**Instruction**
Print the following lines exactly as they appear, covering every row.

[Layout annotation data]
________________________________________

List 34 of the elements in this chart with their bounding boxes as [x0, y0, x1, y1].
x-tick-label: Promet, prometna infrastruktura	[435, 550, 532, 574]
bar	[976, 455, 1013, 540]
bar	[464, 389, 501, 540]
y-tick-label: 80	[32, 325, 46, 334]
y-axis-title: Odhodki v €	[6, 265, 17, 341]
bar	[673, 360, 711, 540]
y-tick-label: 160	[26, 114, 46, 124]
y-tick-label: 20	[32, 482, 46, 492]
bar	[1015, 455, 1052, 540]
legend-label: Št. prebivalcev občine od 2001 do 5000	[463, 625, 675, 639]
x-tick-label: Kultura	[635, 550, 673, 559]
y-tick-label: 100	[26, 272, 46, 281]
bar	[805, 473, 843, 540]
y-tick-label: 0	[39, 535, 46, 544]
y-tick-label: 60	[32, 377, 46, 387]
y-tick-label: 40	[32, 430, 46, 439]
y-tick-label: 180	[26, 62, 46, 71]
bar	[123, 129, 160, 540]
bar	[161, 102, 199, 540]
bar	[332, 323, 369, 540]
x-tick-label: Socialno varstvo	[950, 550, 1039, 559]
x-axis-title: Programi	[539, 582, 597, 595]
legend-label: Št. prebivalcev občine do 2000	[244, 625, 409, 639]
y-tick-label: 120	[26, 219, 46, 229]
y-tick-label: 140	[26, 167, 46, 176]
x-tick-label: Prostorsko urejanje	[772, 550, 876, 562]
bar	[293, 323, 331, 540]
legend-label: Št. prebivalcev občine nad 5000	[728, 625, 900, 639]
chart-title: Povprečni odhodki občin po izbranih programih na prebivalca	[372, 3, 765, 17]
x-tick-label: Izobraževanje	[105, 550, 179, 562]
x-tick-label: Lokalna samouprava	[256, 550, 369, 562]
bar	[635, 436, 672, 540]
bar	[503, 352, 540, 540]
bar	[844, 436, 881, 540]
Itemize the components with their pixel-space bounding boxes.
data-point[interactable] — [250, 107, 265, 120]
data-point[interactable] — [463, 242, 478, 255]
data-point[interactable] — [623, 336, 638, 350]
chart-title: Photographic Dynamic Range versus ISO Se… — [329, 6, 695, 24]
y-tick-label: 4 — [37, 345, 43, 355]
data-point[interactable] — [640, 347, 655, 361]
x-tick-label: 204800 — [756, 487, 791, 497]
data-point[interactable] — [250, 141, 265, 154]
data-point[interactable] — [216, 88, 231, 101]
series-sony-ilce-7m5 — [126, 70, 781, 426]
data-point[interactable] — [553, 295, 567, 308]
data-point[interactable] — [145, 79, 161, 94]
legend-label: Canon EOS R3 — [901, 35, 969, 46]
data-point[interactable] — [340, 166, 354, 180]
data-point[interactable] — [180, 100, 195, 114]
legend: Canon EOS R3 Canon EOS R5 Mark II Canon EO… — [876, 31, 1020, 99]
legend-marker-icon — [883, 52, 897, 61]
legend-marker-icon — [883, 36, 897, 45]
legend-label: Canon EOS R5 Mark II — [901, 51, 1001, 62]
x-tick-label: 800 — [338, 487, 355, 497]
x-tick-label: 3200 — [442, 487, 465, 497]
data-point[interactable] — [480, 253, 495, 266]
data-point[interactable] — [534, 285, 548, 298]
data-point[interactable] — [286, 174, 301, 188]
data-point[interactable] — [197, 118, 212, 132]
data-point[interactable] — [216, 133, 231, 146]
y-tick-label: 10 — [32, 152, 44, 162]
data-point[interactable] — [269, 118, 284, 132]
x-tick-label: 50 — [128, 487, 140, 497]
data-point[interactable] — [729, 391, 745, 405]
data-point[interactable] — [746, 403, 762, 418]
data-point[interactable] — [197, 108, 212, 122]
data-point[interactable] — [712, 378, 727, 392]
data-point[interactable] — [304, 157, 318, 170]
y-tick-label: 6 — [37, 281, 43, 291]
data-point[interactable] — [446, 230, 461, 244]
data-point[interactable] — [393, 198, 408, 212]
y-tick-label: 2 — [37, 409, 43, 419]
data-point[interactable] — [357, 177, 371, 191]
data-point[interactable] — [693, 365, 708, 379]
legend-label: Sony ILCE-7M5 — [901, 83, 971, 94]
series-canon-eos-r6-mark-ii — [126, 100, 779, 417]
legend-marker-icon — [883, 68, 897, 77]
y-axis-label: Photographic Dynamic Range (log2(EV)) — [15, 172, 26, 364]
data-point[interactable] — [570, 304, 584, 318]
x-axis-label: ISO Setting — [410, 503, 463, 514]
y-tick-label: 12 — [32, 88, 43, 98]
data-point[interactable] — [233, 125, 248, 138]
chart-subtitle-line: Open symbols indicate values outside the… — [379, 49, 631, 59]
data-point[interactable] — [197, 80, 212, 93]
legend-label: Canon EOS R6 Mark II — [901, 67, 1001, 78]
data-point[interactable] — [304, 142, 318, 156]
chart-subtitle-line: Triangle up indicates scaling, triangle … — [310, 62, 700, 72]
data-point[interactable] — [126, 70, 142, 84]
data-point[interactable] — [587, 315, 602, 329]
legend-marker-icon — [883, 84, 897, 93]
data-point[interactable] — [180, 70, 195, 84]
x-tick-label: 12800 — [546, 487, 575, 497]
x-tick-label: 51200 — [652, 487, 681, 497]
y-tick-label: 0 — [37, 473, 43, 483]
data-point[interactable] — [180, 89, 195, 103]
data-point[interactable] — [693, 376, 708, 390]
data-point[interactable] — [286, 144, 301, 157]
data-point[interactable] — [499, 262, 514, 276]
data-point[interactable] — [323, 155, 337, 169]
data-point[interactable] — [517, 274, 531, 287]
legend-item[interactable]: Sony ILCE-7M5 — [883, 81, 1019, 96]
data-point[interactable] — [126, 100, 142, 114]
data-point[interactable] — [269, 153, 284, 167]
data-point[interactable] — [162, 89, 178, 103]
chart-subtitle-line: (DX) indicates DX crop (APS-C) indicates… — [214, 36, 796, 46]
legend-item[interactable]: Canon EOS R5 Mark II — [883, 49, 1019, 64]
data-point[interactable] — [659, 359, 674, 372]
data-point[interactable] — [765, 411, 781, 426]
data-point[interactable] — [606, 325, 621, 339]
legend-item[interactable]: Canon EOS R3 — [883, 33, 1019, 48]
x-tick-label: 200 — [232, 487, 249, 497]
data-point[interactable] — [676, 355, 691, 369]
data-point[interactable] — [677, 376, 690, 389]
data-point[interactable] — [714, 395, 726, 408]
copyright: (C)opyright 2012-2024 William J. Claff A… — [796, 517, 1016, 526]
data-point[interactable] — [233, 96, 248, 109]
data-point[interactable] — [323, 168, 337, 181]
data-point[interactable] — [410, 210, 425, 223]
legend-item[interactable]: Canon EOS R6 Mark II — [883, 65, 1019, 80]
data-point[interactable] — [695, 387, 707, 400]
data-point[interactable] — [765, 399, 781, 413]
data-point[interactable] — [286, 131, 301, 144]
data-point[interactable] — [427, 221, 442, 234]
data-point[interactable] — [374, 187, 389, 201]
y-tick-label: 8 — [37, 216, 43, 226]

________________________________________

**The result**
List 34 of the elements in this chart with their bounding boxes as [x0, y0, x1, y1].
x-tick-label: Promet, prometna infrastruktura	[435, 550, 532, 574]
bar	[976, 455, 1013, 540]
bar	[464, 389, 501, 540]
y-tick-label: 80	[32, 325, 46, 334]
y-axis-title: Odhodki v €	[6, 265, 17, 341]
bar	[673, 360, 711, 540]
y-tick-label: 160	[26, 114, 46, 124]
y-tick-label: 20	[32, 482, 46, 492]
bar	[1015, 455, 1052, 540]
legend-label: Št. prebivalcev občine od 2001 do 5000	[463, 625, 675, 639]
x-tick-label: Kultura	[635, 550, 673, 559]
y-tick-label: 100	[26, 272, 46, 281]
bar	[805, 473, 843, 540]
y-tick-label: 0	[39, 535, 46, 544]
y-tick-label: 60	[32, 377, 46, 387]
y-tick-label: 40	[32, 430, 46, 439]
y-tick-label: 180	[26, 62, 46, 71]
bar	[123, 129, 160, 540]
bar	[161, 102, 199, 540]
bar	[332, 323, 369, 540]
x-tick-label: Socialno varstvo	[950, 550, 1039, 559]
x-axis-title: Programi	[539, 582, 597, 595]
legend-label: Št. prebivalcev občine do 2000	[244, 625, 409, 639]
y-tick-label: 120	[26, 219, 46, 229]
y-tick-label: 140	[26, 167, 46, 176]
x-tick-label: Prostorsko urejanje	[772, 550, 876, 562]
bar	[293, 323, 331, 540]
legend-label: Št. prebivalcev občine nad 5000	[728, 625, 900, 639]
chart-title: Povprečni odhodki občin po izbranih programih na prebivalca	[372, 3, 765, 17]
x-tick-label: Izobraževanje	[105, 550, 179, 562]
x-tick-label: Lokalna samouprava	[256, 550, 369, 562]
bar	[635, 436, 672, 540]
bar	[503, 352, 540, 540]
bar	[844, 436, 881, 540]
Itemize the components with their pixel-space bounding boxes.
data-point[interactable] — [250, 107, 265, 120]
data-point[interactable] — [463, 242, 478, 255]
data-point[interactable] — [623, 336, 638, 350]
chart-title: Photographic Dynamic Range versus ISO Se… — [329, 6, 695, 24]
y-tick-label: 4 — [37, 345, 43, 355]
data-point[interactable] — [640, 347, 655, 361]
x-tick-label: 204800 — [756, 487, 791, 497]
data-point[interactable] — [250, 141, 265, 154]
data-point[interactable] — [216, 88, 231, 101]
series-sony-ilce-7m5 — [126, 70, 781, 426]
data-point[interactable] — [553, 295, 567, 308]
data-point[interactable] — [145, 79, 161, 94]
legend-label: Canon EOS R3 — [901, 35, 969, 46]
data-point[interactable] — [340, 166, 354, 180]
data-point[interactable] — [180, 100, 195, 114]
legend: Canon EOS R3 Canon EOS R5 Mark II Canon EO… — [876, 31, 1020, 99]
legend-marker-icon — [883, 52, 897, 61]
legend-marker-icon — [883, 36, 897, 45]
legend-label: Canon EOS R5 Mark II — [901, 51, 1001, 62]
x-tick-label: 800 — [338, 487, 355, 497]
x-tick-label: 3200 — [442, 487, 465, 497]
data-point[interactable] — [480, 253, 495, 266]
data-point[interactable] — [534, 285, 548, 298]
data-point[interactable] — [286, 174, 301, 188]
data-point[interactable] — [197, 118, 212, 132]
data-point[interactable] — [216, 133, 231, 146]
y-tick-label: 10 — [32, 152, 44, 162]
data-point[interactable] — [269, 118, 284, 132]
x-tick-label: 50 — [128, 487, 140, 497]
data-point[interactable] — [729, 391, 745, 405]
data-point[interactable] — [746, 403, 762, 418]
data-point[interactable] — [197, 108, 212, 122]
data-point[interactable] — [712, 378, 727, 392]
data-point[interactable] — [304, 157, 318, 170]
y-tick-label: 6 — [37, 281, 43, 291]
data-point[interactable] — [446, 230, 461, 244]
data-point[interactable] — [393, 198, 408, 212]
y-tick-label: 2 — [37, 409, 43, 419]
data-point[interactable] — [357, 177, 371, 191]
data-point[interactable] — [693, 365, 708, 379]
legend-label: Sony ILCE-7M5 — [901, 83, 971, 94]
series-canon-eos-r6-mark-ii — [126, 100, 779, 417]
legend-marker-icon — [883, 68, 897, 77]
y-axis-label: Photographic Dynamic Range (log2(EV)) — [15, 172, 26, 364]
data-point[interactable] — [570, 304, 584, 318]
x-axis-label: ISO Setting — [410, 503, 463, 514]
y-tick-label: 12 — [32, 88, 43, 98]
data-point[interactable] — [233, 125, 248, 138]
chart-subtitle-line: Open symbols indicate values outside the… — [379, 49, 631, 59]
data-point[interactable] — [197, 80, 212, 93]
legend-label: Canon EOS R6 Mark II — [901, 67, 1001, 78]
data-point[interactable] — [304, 142, 318, 156]
chart-subtitle-line: Triangle up indicates scaling, triangle … — [310, 62, 700, 72]
data-point[interactable] — [126, 70, 142, 84]
data-point[interactable] — [587, 315, 602, 329]
legend-marker-icon — [883, 84, 897, 93]
data-point[interactable] — [180, 70, 195, 84]
x-tick-label: 12800 — [546, 487, 575, 497]
x-tick-label: 51200 — [652, 487, 681, 497]
y-tick-label: 0 — [37, 473, 43, 483]
data-point[interactable] — [180, 89, 195, 103]
data-point[interactable] — [693, 376, 708, 390]
data-point[interactable] — [286, 144, 301, 157]
data-point[interactable] — [499, 262, 514, 276]
data-point[interactable] — [323, 155, 337, 169]
data-point[interactable] — [517, 274, 531, 287]
legend-item[interactable]: Sony ILCE-7M5 — [883, 81, 1019, 96]
data-point[interactable] — [126, 100, 142, 114]
data-point[interactable] — [269, 153, 284, 167]
data-point[interactable] — [162, 89, 178, 103]
chart-subtitle-line: (DX) indicates DX crop (APS-C) indicates… — [214, 36, 796, 46]
legend-item[interactable]: Canon EOS R5 Mark II — [883, 49, 1019, 64]
data-point[interactable] — [659, 359, 674, 372]
data-point[interactable] — [765, 411, 781, 426]
data-point[interactable] — [606, 325, 621, 339]
legend-item[interactable]: Canon EOS R3 — [883, 33, 1019, 48]
x-tick-label: 200 — [232, 487, 249, 497]
data-point[interactable] — [676, 355, 691, 369]
data-point[interactable] — [677, 376, 690, 389]
data-point[interactable] — [714, 395, 726, 408]
copyright: (C)opyright 2012-2024 William J. Claff A… — [796, 517, 1016, 526]
data-point[interactable] — [233, 96, 248, 109]
data-point[interactable] — [323, 168, 337, 181]
data-point[interactable] — [410, 210, 425, 223]
legend-item[interactable]: Canon EOS R6 Mark II — [883, 65, 1019, 80]
data-point[interactable] — [695, 387, 707, 400]
data-point[interactable] — [765, 399, 781, 413]
data-point[interactable] — [286, 131, 301, 144]
data-point[interactable] — [427, 221, 442, 234]
data-point[interactable] — [374, 187, 389, 201]
y-tick-label: 8 — [37, 216, 43, 226]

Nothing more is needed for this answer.